**Data tied to figure images:**
----------

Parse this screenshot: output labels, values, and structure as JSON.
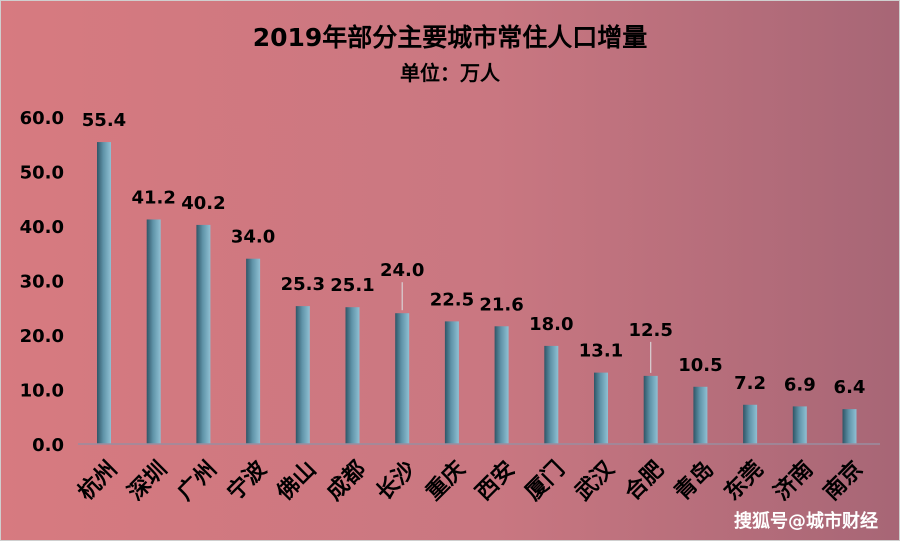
{
  "chart_data": {
    "type": "bar",
    "title": "2019年部分主要城市常住人口增量",
    "subtitle": "单位：万人",
    "categories": [
      "杭州",
      "深圳",
      "广州",
      "宁波",
      "佛山",
      "成都",
      "长沙",
      "重庆",
      "西安",
      "厦门",
      "武汉",
      "合肥",
      "青岛",
      "东莞",
      "济南",
      "南京"
    ],
    "values": [
      55.4,
      41.2,
      40.2,
      34.0,
      25.3,
      25.1,
      24.0,
      22.5,
      21.6,
      18.0,
      13.1,
      12.5,
      10.5,
      7.2,
      6.9,
      6.4
    ],
    "value_labels": [
      "55.4",
      "41.2",
      "40.2",
      "34.0",
      "25.3",
      "25.1",
      "24.0",
      "22.5",
      "21.6",
      "18.0",
      "13.1",
      "12.5",
      "10.5",
      "7.2",
      "6.9",
      "6.4"
    ],
    "ylim": [
      0,
      60
    ],
    "yticks": [
      "0.0",
      "10.0",
      "20.0",
      "30.0",
      "40.0",
      "50.0",
      "60.0"
    ],
    "grid": false,
    "legend": "none",
    "colors": {
      "background_start": "#d77a80",
      "background_end": "#a76676",
      "bar_dark": "#2f5566",
      "bar_mid": "#5f93a8",
      "bar_light": "#8fc0d3",
      "axis": "#9a8da0",
      "text": "#000000",
      "watermark": "#ffffff"
    }
  },
  "watermark": "搜狐号@城市财经"
}
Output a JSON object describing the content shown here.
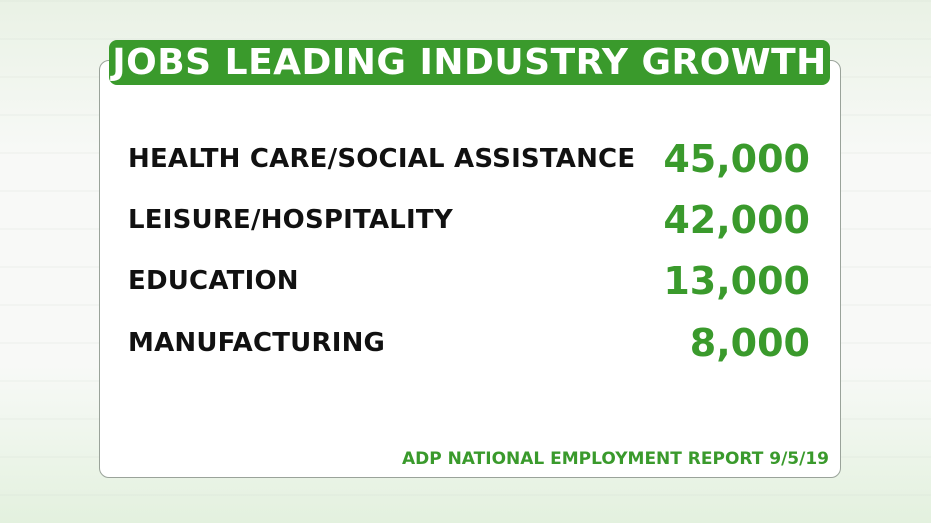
{
  "title": "JOBS LEADING INDUSTRY GROWTH",
  "rows": [
    {
      "label": "HEALTH CARE/SOCIAL ASSISTANCE",
      "value": "45,000"
    },
    {
      "label": "LEISURE/HOSPITALITY",
      "value": "42,000"
    },
    {
      "label": "EDUCATION",
      "value": "13,000"
    },
    {
      "label": "MANUFACTURING",
      "value": "8,000"
    }
  ],
  "source": "ADP NATIONAL EMPLOYMENT REPORT 9/5/19",
  "colors": {
    "accent_green": "#3a9a2c",
    "label_text": "#111111"
  }
}
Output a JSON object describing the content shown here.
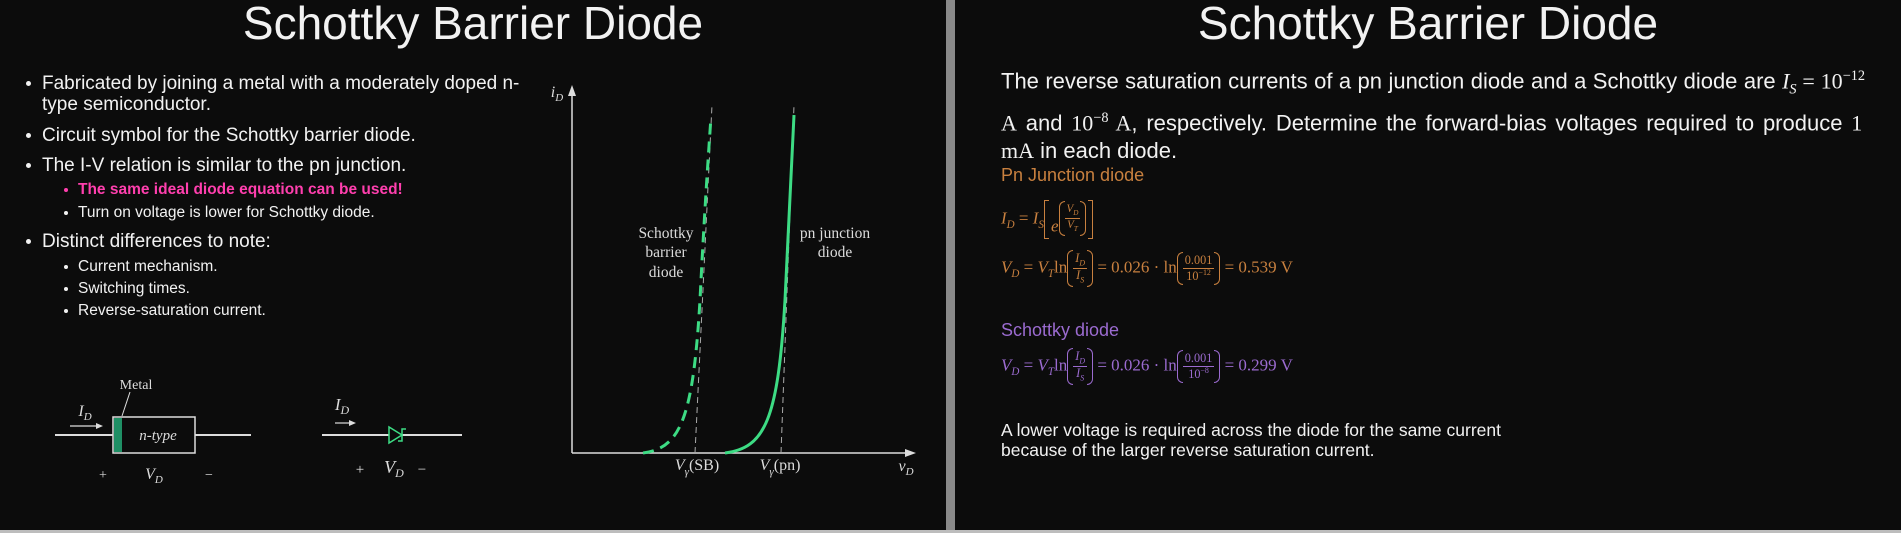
{
  "left_slide": {
    "title": "Schottky Barrier Diode",
    "bullets": [
      {
        "text": "Fabricated by joining a metal with a moderately doped n-type semiconductor."
      },
      {
        "text": "Circuit symbol for the Schottky barrier diode."
      },
      {
        "text": "The I-V relation is similar to the pn junction.",
        "sub_bullets": [
          "The same ideal diode equation can be used!",
          "Turn on voltage is lower for Schottky diode."
        ]
      },
      {
        "text": "Distinct differences to note:",
        "sub_bullets": [
          "Current mechanism.",
          "Switching times.",
          "Reverse-saturation current."
        ]
      }
    ],
    "graph": {
      "y_axis_label": [
        "i",
        "D"
      ],
      "x_axis_label": [
        "v",
        "D"
      ],
      "schottky_label": [
        "Schottky",
        "barrier",
        "diode"
      ],
      "pn_label": [
        "pn junction",
        "diode"
      ],
      "v_sb": [
        "V",
        "γ",
        "(SB)"
      ],
      "v_pn": [
        "V",
        "γ",
        "(pn)"
      ]
    },
    "circuit_symbol": {
      "metal_label": "Metal",
      "current": [
        "I",
        "D"
      ],
      "material": "n-type",
      "plus": "+",
      "voltage": [
        "V",
        "D"
      ],
      "minus": "−"
    },
    "diode_symbol": {
      "current": [
        "I",
        "D"
      ],
      "plus": "+",
      "voltage": [
        "V",
        "D"
      ],
      "minus": "−"
    }
  },
  "right_slide": {
    "title": "Schottky Barrier Diode",
    "problem": [
      "The reverse saturation currents of a pn junction diode and a Schottky diode are ",
      "I",
      "S",
      " = 10",
      "−12",
      " A",
      " and ",
      "10",
      "−8",
      " A",
      ", respectively. Determine the forward-bias voltages required to produce ",
      "1 mA",
      " in each diode."
    ],
    "pn_heading": "Pn Junction diode",
    "pn_eq1": [
      "I",
      "D",
      "=",
      "I",
      "S",
      "e",
      "V",
      "D",
      "V",
      "T"
    ],
    "pn_eq2": [
      "V",
      "D",
      "=",
      "V",
      "T",
      "ln",
      "I",
      "D",
      "I",
      "S",
      "= 0.026 · ln",
      "0.001",
      "10",
      "−12",
      "= 0.539 V"
    ],
    "schottky_heading": "Schottky diode",
    "schottky_eq": [
      "V",
      "D",
      "=",
      "V",
      "T",
      "ln",
      "I",
      "D",
      "I",
      "S",
      "= 0.026 · ln",
      "0.001",
      "10",
      "−8",
      "= 0.299 V"
    ],
    "conclusion": [
      "A lower voltage is required across the diode for the same current",
      "because of the larger reverse saturation current."
    ]
  }
}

----------

**JOB:** Print the complete listing exactly as it stands, without its pictures.

**ANSWER TO THIS EXERCISE:**
Parse this screenshot: output labels, values, and structure as JSON.
{
  "chart_data": {
    "type": "bar",
    "title": "2019年部分主要城市常住人口增量",
    "subtitle": "单位：万人",
    "categories": [
      "杭州",
      "深圳",
      "广州",
      "宁波",
      "佛山",
      "成都",
      "长沙",
      "重庆",
      "西安",
      "厦门",
      "武汉",
      "合肥",
      "青岛",
      "东莞",
      "济南",
      "南京"
    ],
    "values": [
      55.4,
      41.2,
      40.2,
      34.0,
      25.3,
      25.1,
      24.0,
      22.5,
      21.6,
      18.0,
      13.1,
      12.5,
      10.5,
      7.2,
      6.9,
      6.4
    ],
    "value_labels": [
      "55.4",
      "41.2",
      "40.2",
      "34.0",
      "25.3",
      "25.1",
      "24.0",
      "22.5",
      "21.6",
      "18.0",
      "13.1",
      "12.5",
      "10.5",
      "7.2",
      "6.9",
      "6.4"
    ],
    "ylim": [
      0,
      60
    ],
    "yticks": [
      "0.0",
      "10.0",
      "20.0",
      "30.0",
      "40.0",
      "50.0",
      "60.0"
    ],
    "grid": false,
    "legend": "none",
    "colors": {
      "background_start": "#d77a80",
      "background_end": "#a76676",
      "bar_dark": "#2f5566",
      "bar_mid": "#5f93a8",
      "bar_light": "#8fc0d3",
      "axis": "#9a8da0",
      "text": "#000000",
      "watermark": "#ffffff"
    }
  },
  "watermark": "搜狐号@城市财经"
}
Output a JSON object describing the content shown here.
{
  "title": "JOBS LEADING INDUSTRY GROWTH",
  "rows": [
    {
      "label": "HEALTH CARE/SOCIAL ASSISTANCE",
      "value": "45,000"
    },
    {
      "label": "LEISURE/HOSPITALITY",
      "value": "42,000"
    },
    {
      "label": "EDUCATION",
      "value": "13,000"
    },
    {
      "label": "MANUFACTURING",
      "value": "8,000"
    }
  ],
  "source": "ADP NATIONAL EMPLOYMENT REPORT 9/5/19",
  "colors": {
    "accent_green": "#3a9a2c",
    "label_text": "#111111"
  }
}
Output a JSON object describing the content shown here.
{
  "left_slide": {
    "title": "Schottky Barrier Diode",
    "bullets": [
      {
        "text": "Fabricated by joining a metal with a moderately doped n-type semiconductor."
      },
      {
        "text": "Circuit symbol for the Schottky barrier diode."
      },
      {
        "text": "The I-V relation is similar to the pn junction.",
        "sub_bullets": [
          "The same ideal diode equation can be used!",
          "Turn on voltage is lower for Schottky diode."
        ]
      },
      {
        "text": "Distinct differences to note:",
        "sub_bullets": [
          "Current mechanism.",
          "Switching times.",
          "Reverse-saturation current."
        ]
      }
    ],
    "graph": {
      "y_axis_label": [
        "i",
        "D"
      ],
      "x_axis_label": [
        "v",
        "D"
      ],
      "schottky_label": [
        "Schottky",
        "barrier",
        "diode"
      ],
      "pn_label": [
        "pn junction",
        "diode"
      ],
      "v_sb": [
        "V",
        "γ",
        "(SB)"
      ],
      "v_pn": [
        "V",
        "γ",
        "(pn)"
      ]
    },
    "circuit_symbol": {
      "metal_label": "Metal",
      "current": [
        "I",
        "D"
      ],
      "material": "n-type",
      "plus": "+",
      "voltage": [
        "V",
        "D"
      ],
      "minus": "−"
    },
    "diode_symbol": {
      "current": [
        "I",
        "D"
      ],
      "plus": "+",
      "voltage": [
        "V",
        "D"
      ],
      "minus": "−"
    }
  },
  "right_slide": {
    "title": "Schottky Barrier Diode",
    "problem": [
      "The reverse saturation currents of a pn junction diode and a Schottky diode are ",
      "I",
      "S",
      " = 10",
      "−12",
      " A",
      " and ",
      "10",
      "−8",
      " A",
      ", respectively. Determine the forward-bias voltages required to produce ",
      "1 mA",
      " in each diode."
    ],
    "pn_heading": "Pn Junction diode",
    "pn_eq1": [
      "I",
      "D",
      "=",
      "I",
      "S",
      "e",
      "V",
      "D",
      "V",
      "T"
    ],
    "pn_eq2": [
      "V",
      "D",
      "=",
      "V",
      "T",
      "ln",
      "I",
      "D",
      "I",
      "S",
      "= 0.026 · ln",
      "0.001",
      "10",
      "−12",
      "= 0.539 V"
    ],
    "schottky_heading": "Schottky diode",
    "schottky_eq": [
      "V",
      "D",
      "=",
      "V",
      "T",
      "ln",
      "I",
      "D",
      "I",
      "S",
      "= 0.026 · ln",
      "0.001",
      "10",
      "−8",
      "= 0.299 V"
    ],
    "conclusion": [
      "A lower voltage is required across the diode for the same current",
      "because of the larger reverse saturation current."
    ]
  }
}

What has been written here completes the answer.